- Your instructions
Read the material below. Count the lines containing "auch" and give that count alone.
■ ■ ■ ■ ■ ■ ■
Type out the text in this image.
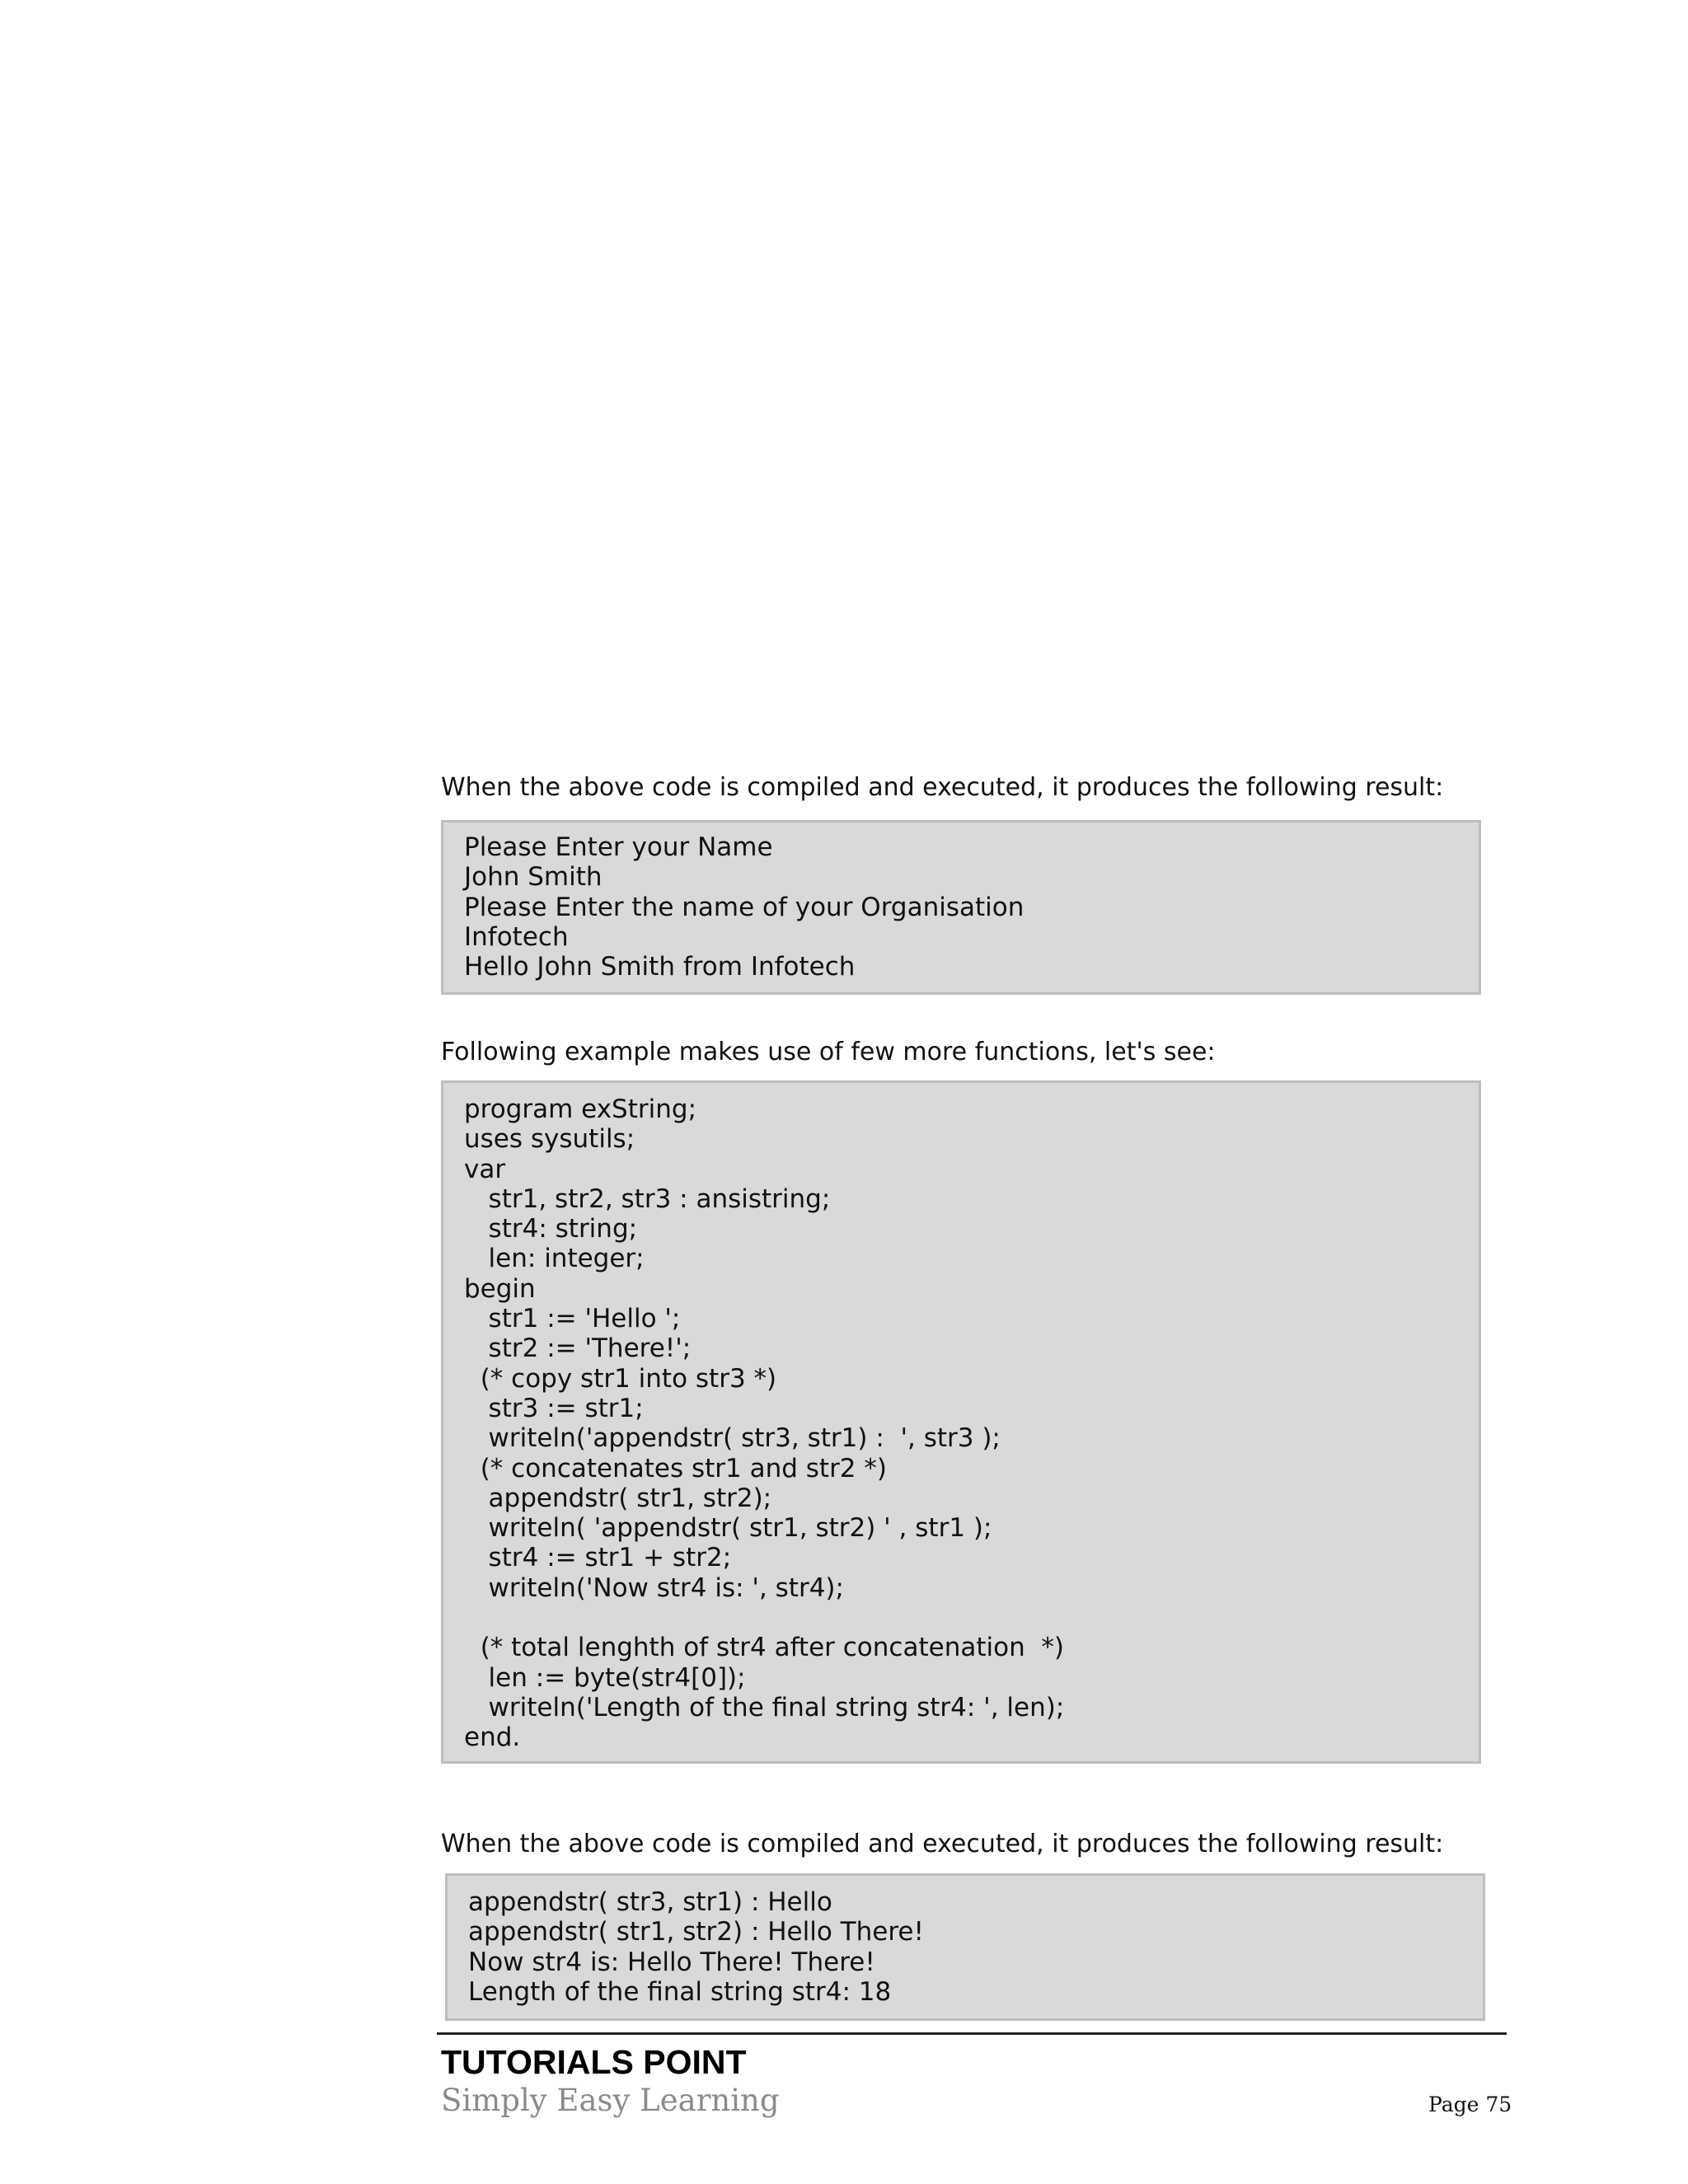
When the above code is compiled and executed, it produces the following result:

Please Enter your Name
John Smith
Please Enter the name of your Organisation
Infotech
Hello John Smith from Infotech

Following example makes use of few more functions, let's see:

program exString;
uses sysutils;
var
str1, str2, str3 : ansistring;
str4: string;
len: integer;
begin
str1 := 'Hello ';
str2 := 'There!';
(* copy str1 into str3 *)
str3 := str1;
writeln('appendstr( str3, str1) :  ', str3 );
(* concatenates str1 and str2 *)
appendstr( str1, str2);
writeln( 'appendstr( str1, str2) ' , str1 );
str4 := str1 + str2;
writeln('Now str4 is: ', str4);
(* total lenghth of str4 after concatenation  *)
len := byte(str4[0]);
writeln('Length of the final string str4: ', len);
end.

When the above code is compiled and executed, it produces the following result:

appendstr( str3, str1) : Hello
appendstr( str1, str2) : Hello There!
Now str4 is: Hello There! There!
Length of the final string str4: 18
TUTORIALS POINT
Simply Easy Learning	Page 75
■ ■ ■ ■ ■ ■ ■
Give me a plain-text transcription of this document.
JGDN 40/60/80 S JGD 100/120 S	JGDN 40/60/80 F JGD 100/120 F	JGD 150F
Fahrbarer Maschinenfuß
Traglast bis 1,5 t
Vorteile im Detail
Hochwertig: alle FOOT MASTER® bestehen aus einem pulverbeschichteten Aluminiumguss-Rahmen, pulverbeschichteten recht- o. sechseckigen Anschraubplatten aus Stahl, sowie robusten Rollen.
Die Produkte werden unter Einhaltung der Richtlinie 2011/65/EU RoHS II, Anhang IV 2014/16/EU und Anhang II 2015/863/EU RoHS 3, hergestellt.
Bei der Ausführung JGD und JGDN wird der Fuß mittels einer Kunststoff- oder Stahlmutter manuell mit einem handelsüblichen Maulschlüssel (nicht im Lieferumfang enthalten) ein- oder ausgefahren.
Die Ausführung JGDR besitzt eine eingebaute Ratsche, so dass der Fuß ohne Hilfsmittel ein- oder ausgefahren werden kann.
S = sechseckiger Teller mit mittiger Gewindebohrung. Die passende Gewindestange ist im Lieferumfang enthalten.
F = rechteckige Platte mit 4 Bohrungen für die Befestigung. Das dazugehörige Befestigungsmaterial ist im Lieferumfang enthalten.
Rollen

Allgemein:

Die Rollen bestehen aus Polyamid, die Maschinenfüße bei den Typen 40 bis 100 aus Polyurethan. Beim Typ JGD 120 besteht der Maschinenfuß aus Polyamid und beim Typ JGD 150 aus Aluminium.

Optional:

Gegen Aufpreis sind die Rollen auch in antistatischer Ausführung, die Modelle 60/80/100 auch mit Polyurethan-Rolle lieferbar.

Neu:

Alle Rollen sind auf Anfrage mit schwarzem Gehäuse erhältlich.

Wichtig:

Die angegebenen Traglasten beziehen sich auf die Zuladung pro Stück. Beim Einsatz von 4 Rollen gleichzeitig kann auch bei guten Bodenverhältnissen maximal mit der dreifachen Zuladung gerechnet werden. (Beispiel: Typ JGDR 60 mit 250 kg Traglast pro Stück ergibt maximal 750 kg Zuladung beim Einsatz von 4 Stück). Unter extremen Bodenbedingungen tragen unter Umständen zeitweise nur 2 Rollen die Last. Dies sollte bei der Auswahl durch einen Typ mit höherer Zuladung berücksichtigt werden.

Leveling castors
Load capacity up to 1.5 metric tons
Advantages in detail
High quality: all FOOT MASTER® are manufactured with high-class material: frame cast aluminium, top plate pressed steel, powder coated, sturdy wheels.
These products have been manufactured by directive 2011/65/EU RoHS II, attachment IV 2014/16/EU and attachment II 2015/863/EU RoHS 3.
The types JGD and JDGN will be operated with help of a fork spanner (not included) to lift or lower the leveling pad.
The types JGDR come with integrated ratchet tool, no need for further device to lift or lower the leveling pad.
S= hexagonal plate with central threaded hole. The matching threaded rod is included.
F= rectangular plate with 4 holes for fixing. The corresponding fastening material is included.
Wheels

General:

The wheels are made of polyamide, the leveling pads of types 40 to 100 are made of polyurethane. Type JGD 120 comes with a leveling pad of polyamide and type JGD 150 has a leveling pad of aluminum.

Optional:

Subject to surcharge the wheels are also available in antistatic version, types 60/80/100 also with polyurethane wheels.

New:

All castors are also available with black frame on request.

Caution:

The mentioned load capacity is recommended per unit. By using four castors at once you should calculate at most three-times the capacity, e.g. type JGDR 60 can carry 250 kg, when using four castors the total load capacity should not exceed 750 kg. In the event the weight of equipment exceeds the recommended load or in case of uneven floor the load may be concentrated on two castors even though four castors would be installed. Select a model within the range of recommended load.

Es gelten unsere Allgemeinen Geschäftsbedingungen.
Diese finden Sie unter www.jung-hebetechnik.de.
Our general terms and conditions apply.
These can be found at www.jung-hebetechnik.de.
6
■ ■ ■ ■ ■ ■ ■
- Output below
2